Reproduce word for word the part of the thread about indexing Japanese text in Solr that lies between "Thanks in advance." and "tags during searching.", inclusive.

**Excerpted passage**
● ● ● ●
Indexing CJK and strip HTML tags

I am using eZ Find, a front end of eZ Publish to solr, to index some fields containing japanese text and html tags.

I modified the text analyzer as below in schema.xml:

<fieldType name="text" class="solr.TextField">
    <analyzer>
        <charFilter class="solr.HTMLStripCharFilterFactory"/>
        <tokenizer class="solr.CJKTokenizerFactory"/>
    </analyzer>
</fieldType>

if for example my custom field is containing:

<h1>ほげほげ<h1>
<p>すもももももももものうち</p>

and I search for すもも in the solr admin, html tags are in the result:

<str name="attr_free_1_t"><h1>ほげほげ<h1><p>すもももももももものうち</p></str>

How could I prevent the HTML tags from getting indexed?

Thanks in advance.

Solution

By Using solr.HTMLStripCharFilterFactory, you could only stop the HTML tags from being "Indexed" but not from being "Stored".

In other words, you will get results for "すもももももももものうち" (Of course with HTML tags), but not for "<p>すもももももももものうち</p>".

Note: The asumption is that you dont strip off html tags during searching.

If you don't want these HTML tags to be indexed, you can use solr.PatternReplaceCharFilterFactory.

Your configuration may look like,

    <analyzer>
        <charFilter class="solr.PatternReplaceCharFilterFactory" 
                    pattern="Your regular expression to match HTML tags" 
                    replacement=""/>
        <tokenizer class="solr.CJKTokenizerFactory"/>
    </analyzer>
● ● ● ●
**Data entries**

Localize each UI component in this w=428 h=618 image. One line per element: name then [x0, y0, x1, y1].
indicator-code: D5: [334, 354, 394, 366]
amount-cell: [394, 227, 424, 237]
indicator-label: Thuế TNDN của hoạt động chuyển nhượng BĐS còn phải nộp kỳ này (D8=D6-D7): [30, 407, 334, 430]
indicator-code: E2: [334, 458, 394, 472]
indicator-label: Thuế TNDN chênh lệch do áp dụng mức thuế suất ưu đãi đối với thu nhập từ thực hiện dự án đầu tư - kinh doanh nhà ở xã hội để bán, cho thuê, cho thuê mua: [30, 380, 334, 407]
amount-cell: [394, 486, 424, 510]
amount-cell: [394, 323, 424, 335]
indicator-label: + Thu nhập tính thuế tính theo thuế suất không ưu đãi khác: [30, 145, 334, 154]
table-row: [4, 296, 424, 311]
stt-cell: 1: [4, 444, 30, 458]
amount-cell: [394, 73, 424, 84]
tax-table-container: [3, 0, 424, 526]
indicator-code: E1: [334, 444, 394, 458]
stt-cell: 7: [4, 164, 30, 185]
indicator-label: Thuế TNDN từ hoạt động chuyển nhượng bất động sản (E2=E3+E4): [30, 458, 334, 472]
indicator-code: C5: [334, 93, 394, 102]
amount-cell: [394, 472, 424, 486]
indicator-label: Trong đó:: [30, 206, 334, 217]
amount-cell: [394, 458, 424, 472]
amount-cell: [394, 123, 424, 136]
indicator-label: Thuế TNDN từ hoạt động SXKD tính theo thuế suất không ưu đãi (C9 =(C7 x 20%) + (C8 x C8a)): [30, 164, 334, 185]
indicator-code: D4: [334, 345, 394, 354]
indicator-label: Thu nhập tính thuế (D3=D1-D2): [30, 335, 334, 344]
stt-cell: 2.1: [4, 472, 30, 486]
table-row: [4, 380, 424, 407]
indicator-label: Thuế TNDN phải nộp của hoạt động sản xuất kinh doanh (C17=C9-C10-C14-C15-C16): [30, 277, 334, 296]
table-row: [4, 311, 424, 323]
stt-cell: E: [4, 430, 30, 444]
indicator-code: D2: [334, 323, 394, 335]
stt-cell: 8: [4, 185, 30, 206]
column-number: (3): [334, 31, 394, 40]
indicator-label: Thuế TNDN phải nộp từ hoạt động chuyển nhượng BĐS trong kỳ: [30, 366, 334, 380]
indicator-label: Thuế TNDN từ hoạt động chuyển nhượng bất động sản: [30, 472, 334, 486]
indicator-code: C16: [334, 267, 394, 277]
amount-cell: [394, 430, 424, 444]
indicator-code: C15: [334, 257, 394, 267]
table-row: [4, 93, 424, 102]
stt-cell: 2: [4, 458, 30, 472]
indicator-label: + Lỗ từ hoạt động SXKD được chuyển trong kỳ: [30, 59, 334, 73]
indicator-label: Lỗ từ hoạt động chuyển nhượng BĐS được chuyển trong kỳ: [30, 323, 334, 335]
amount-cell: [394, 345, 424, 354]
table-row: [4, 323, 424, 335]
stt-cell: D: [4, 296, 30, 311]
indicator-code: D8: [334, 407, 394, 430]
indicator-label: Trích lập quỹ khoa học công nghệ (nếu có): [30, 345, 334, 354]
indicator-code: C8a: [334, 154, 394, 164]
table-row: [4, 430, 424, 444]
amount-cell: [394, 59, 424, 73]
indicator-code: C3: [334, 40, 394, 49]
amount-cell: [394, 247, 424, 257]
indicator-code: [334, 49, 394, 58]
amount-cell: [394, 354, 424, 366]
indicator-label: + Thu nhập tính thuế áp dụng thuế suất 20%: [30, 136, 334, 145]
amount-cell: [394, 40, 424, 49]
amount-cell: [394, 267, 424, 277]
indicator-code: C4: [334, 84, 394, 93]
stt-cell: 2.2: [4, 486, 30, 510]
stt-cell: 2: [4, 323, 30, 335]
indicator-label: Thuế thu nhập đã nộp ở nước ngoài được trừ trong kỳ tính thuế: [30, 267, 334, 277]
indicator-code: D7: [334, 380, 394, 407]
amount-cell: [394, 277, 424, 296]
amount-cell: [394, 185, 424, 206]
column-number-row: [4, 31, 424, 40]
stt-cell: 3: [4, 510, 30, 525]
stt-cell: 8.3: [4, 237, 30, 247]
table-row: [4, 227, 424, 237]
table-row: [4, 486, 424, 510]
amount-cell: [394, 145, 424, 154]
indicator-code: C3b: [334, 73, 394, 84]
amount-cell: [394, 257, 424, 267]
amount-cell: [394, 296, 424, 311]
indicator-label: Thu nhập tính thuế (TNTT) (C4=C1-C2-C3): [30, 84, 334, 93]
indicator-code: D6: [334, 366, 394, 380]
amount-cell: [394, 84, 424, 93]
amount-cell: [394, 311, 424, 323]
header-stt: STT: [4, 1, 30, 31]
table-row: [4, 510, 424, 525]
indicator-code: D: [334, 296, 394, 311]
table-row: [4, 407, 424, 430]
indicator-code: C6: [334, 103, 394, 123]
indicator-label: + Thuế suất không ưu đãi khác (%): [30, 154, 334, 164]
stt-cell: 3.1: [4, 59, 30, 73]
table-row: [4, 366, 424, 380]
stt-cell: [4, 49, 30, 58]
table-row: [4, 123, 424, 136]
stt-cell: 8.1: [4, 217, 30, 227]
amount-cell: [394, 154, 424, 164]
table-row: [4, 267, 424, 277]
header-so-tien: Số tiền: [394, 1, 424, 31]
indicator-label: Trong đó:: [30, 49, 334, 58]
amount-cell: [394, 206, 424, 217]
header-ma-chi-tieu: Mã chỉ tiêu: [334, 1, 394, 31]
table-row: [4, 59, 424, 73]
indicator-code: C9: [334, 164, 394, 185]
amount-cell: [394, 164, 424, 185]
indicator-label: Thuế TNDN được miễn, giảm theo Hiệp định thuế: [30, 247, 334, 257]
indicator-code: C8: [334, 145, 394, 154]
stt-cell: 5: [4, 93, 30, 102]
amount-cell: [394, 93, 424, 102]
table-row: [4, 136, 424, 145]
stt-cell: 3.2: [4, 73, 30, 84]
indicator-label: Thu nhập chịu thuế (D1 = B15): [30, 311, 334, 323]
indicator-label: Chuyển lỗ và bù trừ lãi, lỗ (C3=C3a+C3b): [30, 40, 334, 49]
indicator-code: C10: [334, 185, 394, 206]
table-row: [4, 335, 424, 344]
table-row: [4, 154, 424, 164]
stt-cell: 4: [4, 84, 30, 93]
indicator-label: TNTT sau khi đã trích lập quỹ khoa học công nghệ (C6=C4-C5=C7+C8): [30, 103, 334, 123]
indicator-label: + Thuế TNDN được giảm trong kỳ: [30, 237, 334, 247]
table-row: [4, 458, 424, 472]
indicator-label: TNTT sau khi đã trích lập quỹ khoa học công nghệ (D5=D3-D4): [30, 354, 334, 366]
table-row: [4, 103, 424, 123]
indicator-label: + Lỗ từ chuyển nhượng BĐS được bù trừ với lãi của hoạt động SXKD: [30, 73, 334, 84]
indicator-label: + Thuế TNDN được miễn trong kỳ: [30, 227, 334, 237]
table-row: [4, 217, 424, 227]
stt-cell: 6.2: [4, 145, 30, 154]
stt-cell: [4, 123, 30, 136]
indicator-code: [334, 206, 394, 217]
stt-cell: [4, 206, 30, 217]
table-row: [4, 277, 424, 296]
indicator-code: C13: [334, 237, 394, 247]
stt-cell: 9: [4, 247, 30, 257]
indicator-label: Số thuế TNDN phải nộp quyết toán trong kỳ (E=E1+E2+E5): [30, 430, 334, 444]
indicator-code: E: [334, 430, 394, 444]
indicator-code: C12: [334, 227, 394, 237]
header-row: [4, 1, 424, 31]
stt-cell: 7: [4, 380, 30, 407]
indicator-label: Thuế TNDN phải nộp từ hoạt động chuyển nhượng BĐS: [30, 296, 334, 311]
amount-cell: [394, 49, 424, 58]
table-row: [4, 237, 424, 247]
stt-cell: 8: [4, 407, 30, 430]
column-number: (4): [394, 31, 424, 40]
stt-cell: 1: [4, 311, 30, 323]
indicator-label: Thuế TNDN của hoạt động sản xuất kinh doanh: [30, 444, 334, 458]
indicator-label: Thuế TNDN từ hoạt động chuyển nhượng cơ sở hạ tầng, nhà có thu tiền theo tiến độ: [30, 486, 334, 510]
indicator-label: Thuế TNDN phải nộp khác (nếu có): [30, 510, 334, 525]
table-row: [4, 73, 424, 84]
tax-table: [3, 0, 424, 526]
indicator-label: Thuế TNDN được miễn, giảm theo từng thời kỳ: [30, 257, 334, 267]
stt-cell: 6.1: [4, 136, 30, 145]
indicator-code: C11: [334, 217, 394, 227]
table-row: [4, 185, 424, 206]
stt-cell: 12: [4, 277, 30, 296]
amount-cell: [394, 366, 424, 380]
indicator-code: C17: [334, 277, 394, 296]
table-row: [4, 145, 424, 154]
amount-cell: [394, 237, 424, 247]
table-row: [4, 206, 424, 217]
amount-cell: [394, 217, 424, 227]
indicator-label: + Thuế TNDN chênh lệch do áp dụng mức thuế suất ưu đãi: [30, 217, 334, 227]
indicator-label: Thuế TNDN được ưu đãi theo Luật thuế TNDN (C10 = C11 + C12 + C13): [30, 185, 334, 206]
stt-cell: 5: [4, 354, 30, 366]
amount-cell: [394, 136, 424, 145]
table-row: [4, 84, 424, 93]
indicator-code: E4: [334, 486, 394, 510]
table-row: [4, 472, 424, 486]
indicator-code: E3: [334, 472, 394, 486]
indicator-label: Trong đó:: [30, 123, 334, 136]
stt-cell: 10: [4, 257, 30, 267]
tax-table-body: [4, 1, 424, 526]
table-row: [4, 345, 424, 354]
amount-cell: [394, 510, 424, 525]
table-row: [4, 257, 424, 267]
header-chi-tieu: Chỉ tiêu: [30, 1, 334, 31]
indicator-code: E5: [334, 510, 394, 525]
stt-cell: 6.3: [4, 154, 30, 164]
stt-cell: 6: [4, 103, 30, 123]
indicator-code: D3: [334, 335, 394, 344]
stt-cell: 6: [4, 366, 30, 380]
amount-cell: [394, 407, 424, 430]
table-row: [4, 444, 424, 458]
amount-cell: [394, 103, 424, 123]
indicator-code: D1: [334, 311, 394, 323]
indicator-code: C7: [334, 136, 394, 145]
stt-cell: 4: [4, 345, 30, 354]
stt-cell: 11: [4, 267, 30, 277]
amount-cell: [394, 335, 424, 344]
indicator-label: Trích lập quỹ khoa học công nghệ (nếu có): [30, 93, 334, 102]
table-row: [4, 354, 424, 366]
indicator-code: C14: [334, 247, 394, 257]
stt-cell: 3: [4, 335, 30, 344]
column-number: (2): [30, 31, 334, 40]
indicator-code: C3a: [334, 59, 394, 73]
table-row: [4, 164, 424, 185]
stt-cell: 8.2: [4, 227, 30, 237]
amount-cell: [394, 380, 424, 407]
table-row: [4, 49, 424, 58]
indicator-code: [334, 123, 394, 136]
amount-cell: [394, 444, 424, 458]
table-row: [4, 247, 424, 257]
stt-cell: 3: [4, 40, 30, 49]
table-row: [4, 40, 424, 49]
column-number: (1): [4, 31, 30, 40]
● ● ● ●
**Correct result**
Thanks in advance.

Solution

By Using solr.HTMLStripCharFilterFactory, you could only stop the HTML tags from being "Indexed" but not from being "Stored".

In other words, you will get results for "すもももももももものうち" (Of course with HTML tags), but not for "<p>すもももももももものうち</p>".

Note: The asumption is that you dont strip off html tags during searching.